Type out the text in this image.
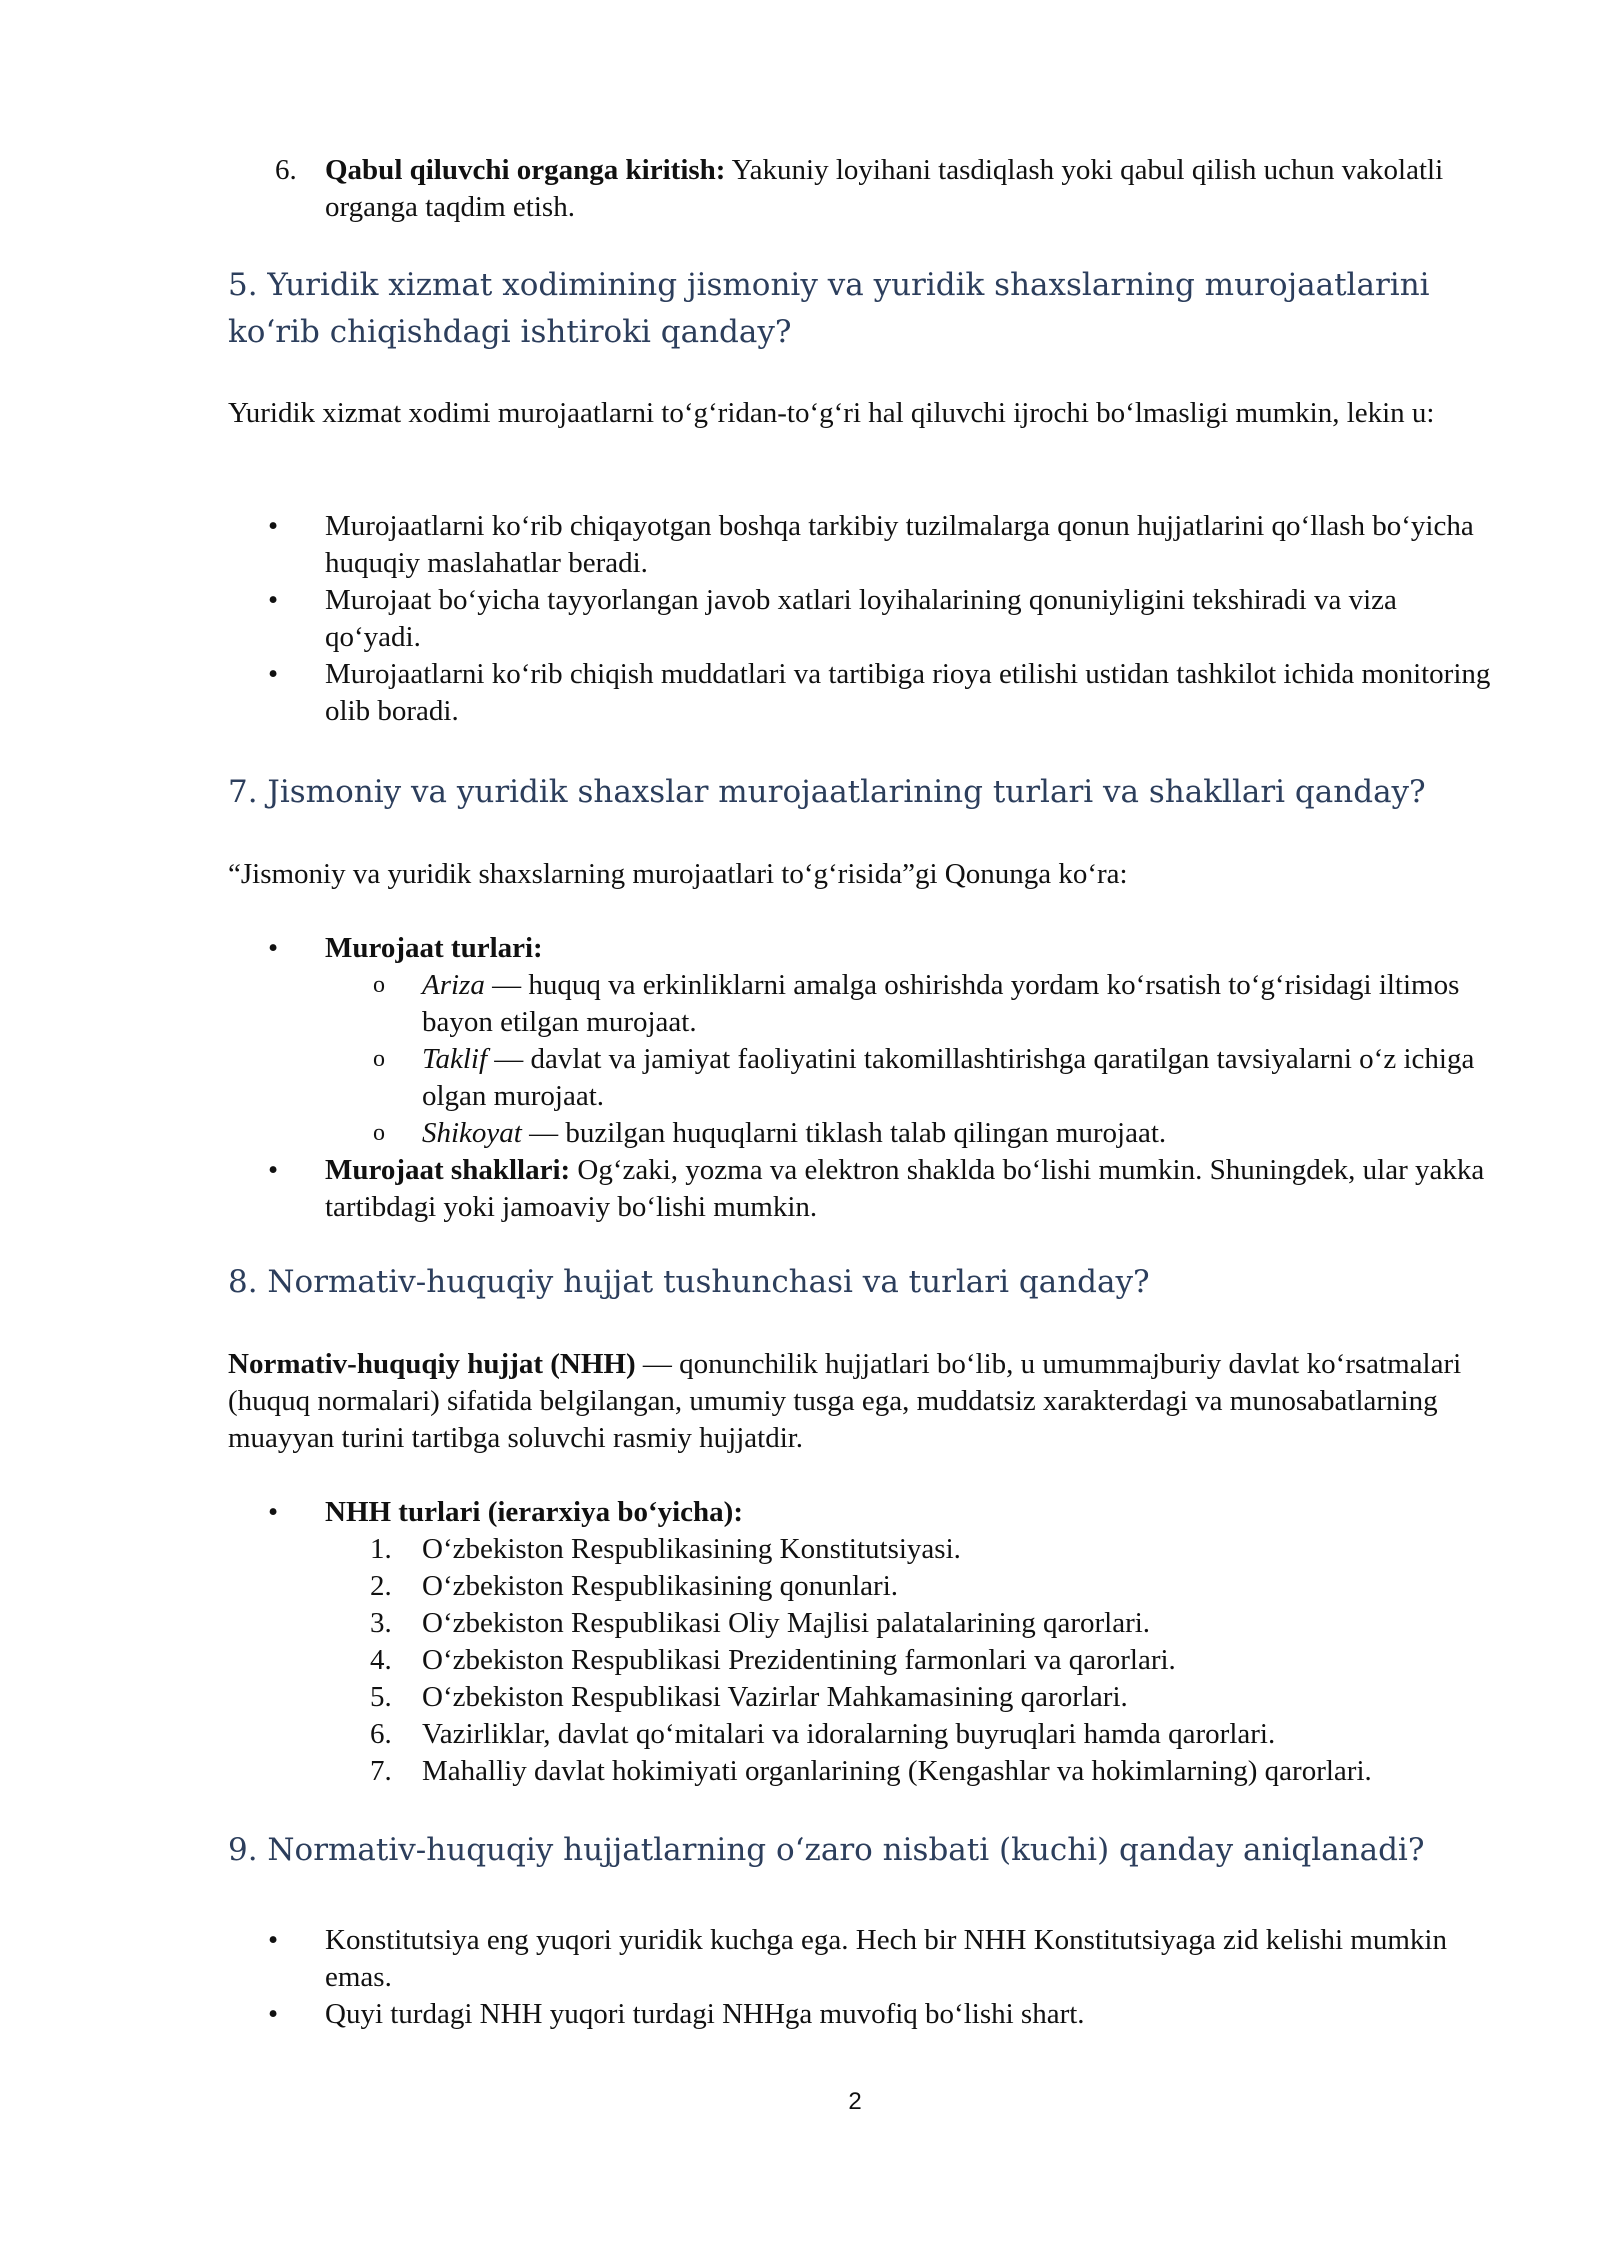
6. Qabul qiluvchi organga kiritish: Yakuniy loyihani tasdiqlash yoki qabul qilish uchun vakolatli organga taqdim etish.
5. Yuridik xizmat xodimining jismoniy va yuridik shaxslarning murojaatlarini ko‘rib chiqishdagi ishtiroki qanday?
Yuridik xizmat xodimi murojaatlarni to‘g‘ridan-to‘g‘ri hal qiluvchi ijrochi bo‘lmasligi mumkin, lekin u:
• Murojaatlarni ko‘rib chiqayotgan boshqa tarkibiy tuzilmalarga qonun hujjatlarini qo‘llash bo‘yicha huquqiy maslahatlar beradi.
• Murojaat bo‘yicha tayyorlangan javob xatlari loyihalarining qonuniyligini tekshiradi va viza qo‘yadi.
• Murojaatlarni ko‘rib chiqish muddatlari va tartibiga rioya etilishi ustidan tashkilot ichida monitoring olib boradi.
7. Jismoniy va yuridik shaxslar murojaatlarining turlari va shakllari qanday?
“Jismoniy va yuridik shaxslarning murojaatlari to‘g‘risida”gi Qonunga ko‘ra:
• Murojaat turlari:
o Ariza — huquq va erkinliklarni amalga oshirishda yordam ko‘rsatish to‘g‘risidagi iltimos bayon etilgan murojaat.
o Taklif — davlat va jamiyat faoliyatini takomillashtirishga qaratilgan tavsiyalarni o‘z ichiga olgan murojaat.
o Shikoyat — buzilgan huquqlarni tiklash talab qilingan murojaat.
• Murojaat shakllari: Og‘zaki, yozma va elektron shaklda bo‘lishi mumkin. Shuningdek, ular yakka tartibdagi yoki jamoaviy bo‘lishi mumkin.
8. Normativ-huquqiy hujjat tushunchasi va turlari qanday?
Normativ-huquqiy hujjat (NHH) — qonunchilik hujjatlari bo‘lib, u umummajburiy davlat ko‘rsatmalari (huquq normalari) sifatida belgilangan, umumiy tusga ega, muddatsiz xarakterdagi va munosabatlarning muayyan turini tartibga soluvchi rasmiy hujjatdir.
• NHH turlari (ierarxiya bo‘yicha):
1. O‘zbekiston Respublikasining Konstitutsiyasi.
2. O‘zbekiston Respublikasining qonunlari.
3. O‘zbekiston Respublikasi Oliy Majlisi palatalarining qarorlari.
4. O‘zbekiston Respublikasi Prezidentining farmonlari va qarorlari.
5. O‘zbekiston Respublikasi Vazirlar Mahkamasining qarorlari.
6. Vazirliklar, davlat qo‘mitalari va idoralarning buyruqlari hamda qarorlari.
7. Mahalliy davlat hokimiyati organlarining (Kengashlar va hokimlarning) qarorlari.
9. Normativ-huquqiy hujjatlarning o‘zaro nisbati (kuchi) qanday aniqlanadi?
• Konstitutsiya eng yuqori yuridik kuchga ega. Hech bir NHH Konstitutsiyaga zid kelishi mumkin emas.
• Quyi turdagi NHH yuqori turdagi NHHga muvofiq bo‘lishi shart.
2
--
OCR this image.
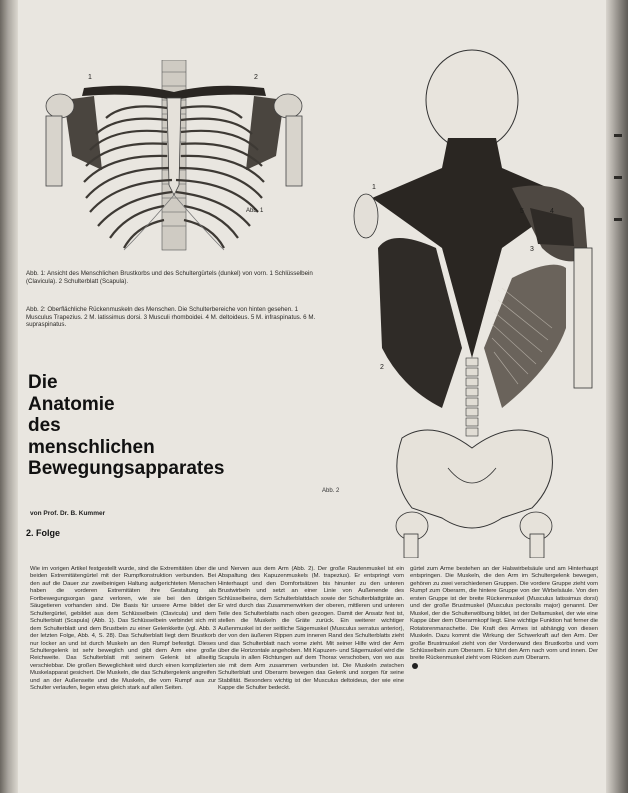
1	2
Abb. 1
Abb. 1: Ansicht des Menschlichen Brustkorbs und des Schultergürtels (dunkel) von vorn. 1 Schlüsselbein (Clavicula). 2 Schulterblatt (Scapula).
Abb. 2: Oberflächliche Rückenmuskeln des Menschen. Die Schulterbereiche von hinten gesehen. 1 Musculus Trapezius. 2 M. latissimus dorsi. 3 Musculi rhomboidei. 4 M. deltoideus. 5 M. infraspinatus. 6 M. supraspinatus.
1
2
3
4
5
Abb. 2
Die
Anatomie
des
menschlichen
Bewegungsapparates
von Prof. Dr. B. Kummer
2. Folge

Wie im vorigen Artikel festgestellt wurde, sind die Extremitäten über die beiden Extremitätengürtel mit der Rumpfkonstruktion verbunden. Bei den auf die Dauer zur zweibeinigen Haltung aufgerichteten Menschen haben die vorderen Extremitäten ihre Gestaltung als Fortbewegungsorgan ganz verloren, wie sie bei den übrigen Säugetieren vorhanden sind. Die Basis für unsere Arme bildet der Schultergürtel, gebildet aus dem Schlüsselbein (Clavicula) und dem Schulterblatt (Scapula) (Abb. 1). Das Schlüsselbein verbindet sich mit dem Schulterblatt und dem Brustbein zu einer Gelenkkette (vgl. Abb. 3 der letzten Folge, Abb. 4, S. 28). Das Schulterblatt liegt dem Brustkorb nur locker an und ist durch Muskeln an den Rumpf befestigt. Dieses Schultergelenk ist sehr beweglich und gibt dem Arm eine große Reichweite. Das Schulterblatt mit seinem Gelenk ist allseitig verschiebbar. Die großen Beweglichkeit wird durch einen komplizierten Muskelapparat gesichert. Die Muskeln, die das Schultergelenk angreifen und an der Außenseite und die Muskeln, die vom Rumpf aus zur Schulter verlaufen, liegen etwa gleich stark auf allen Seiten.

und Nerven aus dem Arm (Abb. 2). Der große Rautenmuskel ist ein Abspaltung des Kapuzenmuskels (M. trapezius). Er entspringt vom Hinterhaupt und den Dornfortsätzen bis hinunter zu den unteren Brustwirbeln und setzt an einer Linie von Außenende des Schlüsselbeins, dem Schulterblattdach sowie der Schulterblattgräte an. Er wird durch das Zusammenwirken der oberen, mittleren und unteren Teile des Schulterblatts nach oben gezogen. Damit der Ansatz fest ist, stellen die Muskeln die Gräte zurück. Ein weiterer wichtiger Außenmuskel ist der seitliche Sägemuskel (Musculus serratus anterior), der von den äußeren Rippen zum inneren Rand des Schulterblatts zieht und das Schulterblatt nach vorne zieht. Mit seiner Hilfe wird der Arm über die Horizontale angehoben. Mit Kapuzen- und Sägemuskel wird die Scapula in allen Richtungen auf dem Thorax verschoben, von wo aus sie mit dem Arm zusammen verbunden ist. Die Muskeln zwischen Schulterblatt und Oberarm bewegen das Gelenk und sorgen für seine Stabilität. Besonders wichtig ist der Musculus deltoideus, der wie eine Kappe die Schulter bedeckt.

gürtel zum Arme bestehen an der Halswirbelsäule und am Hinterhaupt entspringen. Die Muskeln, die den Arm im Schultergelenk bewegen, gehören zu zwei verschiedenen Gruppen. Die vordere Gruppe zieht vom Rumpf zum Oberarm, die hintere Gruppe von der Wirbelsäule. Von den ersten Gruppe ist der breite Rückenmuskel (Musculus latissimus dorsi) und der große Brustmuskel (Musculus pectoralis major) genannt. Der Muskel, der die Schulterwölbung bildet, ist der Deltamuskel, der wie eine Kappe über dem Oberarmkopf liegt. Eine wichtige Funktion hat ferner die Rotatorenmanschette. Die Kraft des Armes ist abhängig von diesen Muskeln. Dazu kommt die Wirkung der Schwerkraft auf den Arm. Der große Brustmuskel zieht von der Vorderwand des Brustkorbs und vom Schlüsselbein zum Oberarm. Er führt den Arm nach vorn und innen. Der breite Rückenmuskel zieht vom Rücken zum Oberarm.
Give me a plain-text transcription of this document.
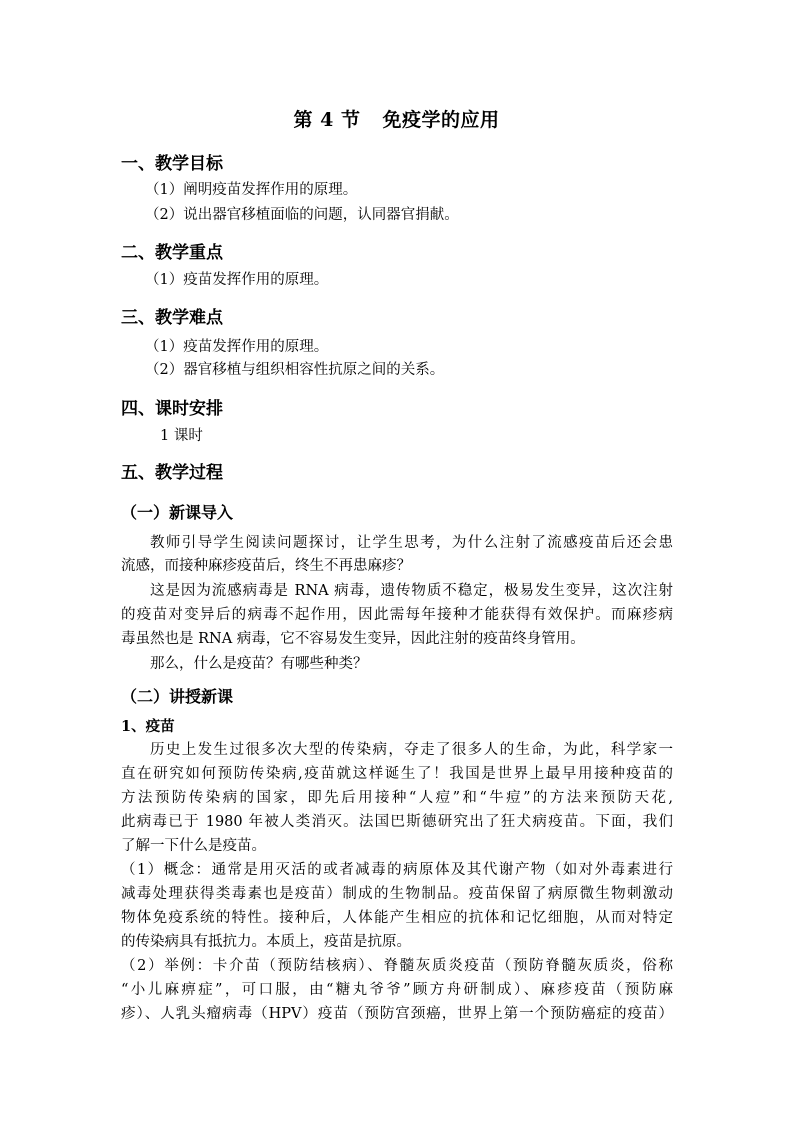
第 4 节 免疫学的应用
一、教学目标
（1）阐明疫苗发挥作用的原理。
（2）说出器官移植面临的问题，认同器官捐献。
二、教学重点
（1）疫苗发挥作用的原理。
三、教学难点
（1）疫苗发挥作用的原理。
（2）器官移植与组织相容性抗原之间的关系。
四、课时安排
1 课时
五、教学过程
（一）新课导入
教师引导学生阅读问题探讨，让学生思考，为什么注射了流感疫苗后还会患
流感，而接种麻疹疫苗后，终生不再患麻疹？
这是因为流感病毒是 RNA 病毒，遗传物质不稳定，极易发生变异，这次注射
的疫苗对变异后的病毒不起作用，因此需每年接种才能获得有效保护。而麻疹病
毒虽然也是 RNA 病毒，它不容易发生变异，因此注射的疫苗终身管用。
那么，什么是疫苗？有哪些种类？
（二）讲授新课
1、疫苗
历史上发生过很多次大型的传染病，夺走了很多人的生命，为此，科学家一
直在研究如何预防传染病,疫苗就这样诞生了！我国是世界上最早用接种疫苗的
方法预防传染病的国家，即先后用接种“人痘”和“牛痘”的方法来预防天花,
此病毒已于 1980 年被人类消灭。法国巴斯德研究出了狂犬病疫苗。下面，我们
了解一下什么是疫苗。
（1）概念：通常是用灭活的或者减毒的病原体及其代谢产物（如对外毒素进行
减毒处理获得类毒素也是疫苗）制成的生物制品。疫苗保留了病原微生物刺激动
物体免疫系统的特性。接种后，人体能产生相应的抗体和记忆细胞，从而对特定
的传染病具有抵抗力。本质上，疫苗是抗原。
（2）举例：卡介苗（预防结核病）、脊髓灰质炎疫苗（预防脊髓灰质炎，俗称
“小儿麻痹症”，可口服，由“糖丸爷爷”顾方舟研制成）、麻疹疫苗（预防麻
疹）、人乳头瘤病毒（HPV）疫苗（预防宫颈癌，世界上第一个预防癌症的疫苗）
--
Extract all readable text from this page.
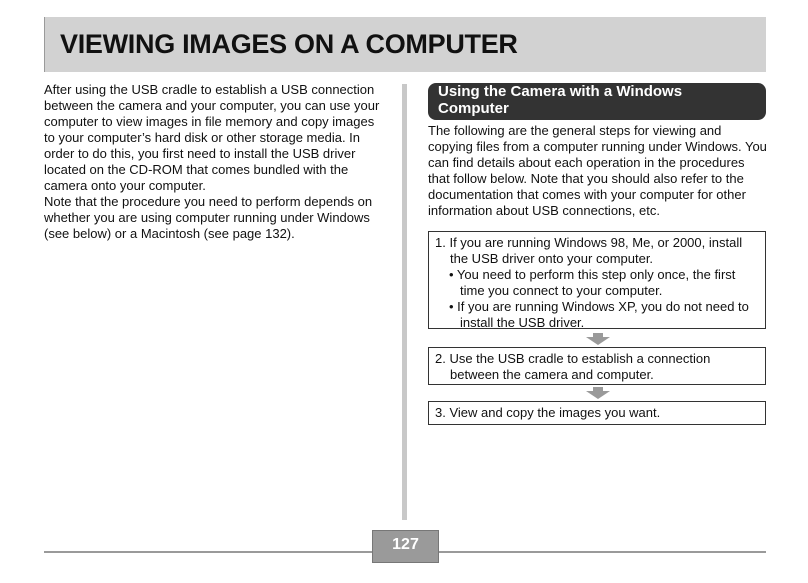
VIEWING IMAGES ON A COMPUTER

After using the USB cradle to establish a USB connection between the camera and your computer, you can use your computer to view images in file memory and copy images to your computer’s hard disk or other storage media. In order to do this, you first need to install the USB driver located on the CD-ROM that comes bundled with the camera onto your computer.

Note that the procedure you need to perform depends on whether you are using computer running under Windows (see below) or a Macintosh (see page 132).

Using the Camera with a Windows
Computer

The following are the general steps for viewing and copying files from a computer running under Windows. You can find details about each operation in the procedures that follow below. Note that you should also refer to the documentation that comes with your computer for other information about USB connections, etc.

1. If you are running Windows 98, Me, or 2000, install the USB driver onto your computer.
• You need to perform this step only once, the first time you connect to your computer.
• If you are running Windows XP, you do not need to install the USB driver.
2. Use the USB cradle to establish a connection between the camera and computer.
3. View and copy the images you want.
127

What to work on ->
Locate each line containing the string "perform" and show it.

Exercise output ->
Note that the procedure you need to perform depends on whether you are using computer running under Windows (see below) or a Macintosh (see page 132).
• You need to perform this step only once, the first time you connect to your computer.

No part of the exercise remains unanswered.